◆ WRITTEN INSTRUCTION:
An exact copy of all the data is required, with pictures left out.

◆ LISTED ENTRIES:
┌────────

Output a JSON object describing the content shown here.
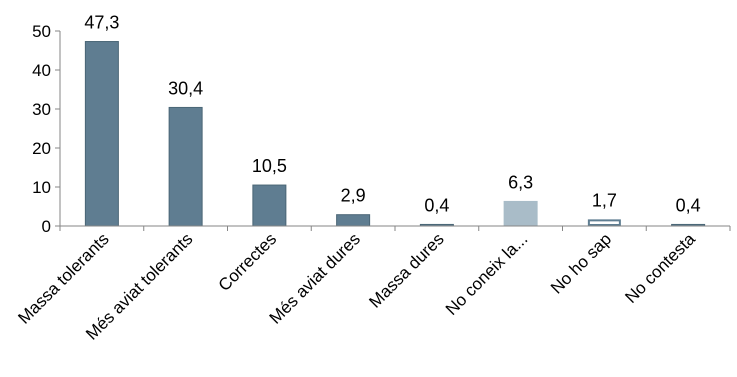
{
  "chart_data": {
    "type": "bar",
    "categories": [
      "Massa tolerants",
      "Més aviat tolerants",
      "Correctes",
      "Més aviat dures",
      "Massa dures",
      "No coneix la...",
      "No ho sap",
      "No contesta"
    ],
    "values": [
      47.3,
      30.4,
      10.5,
      2.9,
      0.4,
      6.3,
      1.7,
      0.4
    ],
    "value_labels": [
      "47,3",
      "30,4",
      "10,5",
      "2,9",
      "0,4",
      "6,3",
      "1,7",
      "0,4"
    ],
    "bar_styles": [
      "solid",
      "solid",
      "solid",
      "solid",
      "solid",
      "light",
      "outline",
      "solid"
    ],
    "y_ticks": [
      0,
      10,
      20,
      30,
      40,
      50
    ],
    "ylim": [
      0,
      50
    ],
    "title": "",
    "xlabel": "",
    "ylabel": "",
    "grid": false,
    "legend": "none",
    "colors": {
      "bar": "#5f7d91",
      "bar_stroke": "#4a6676",
      "bar_light": "#a9bcc8",
      "bar_outline_stroke": "#5f7d91",
      "bar_outline_fill": "#ffffff",
      "axis": "#868686",
      "text": "#000000"
    }
  }
}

└────────

◆ RESPONSE TO THE EXERCISE:
Output a JSON object describing the content shown here.
{
  "chart_data": {
    "type": "bar",
    "categories": [
      "Massa tolerants",
      "Més aviat tolerants",
      "Correctes",
      "Més aviat dures",
      "Massa dures",
      "No coneix la...",
      "No ho sap",
      "No contesta"
    ],
    "values": [
      47.3,
      30.4,
      10.5,
      2.9,
      0.4,
      6.3,
      1.7,
      0.4
    ],
    "value_labels": [
      "47,3",
      "30,4",
      "10,5",
      "2,9",
      "0,4",
      "6,3",
      "1,7",
      "0,4"
    ],
    "bar_styles": [
      "solid",
      "solid",
      "solid",
      "solid",
      "solid",
      "light",
      "outline",
      "solid"
    ],
    "y_ticks": [
      0,
      10,
      20,
      30,
      40,
      50
    ],
    "ylim": [
      0,
      50
    ],
    "title": "",
    "xlabel": "",
    "ylabel": "",
    "grid": false,
    "legend": "none",
    "colors": {
      "bar": "#5f7d91",
      "bar_stroke": "#4a6676",
      "bar_light": "#a9bcc8",
      "bar_outline_stroke": "#5f7d91",
      "bar_outline_fill": "#ffffff",
      "axis": "#868686",
      "text": "#000000"
    }
  }
}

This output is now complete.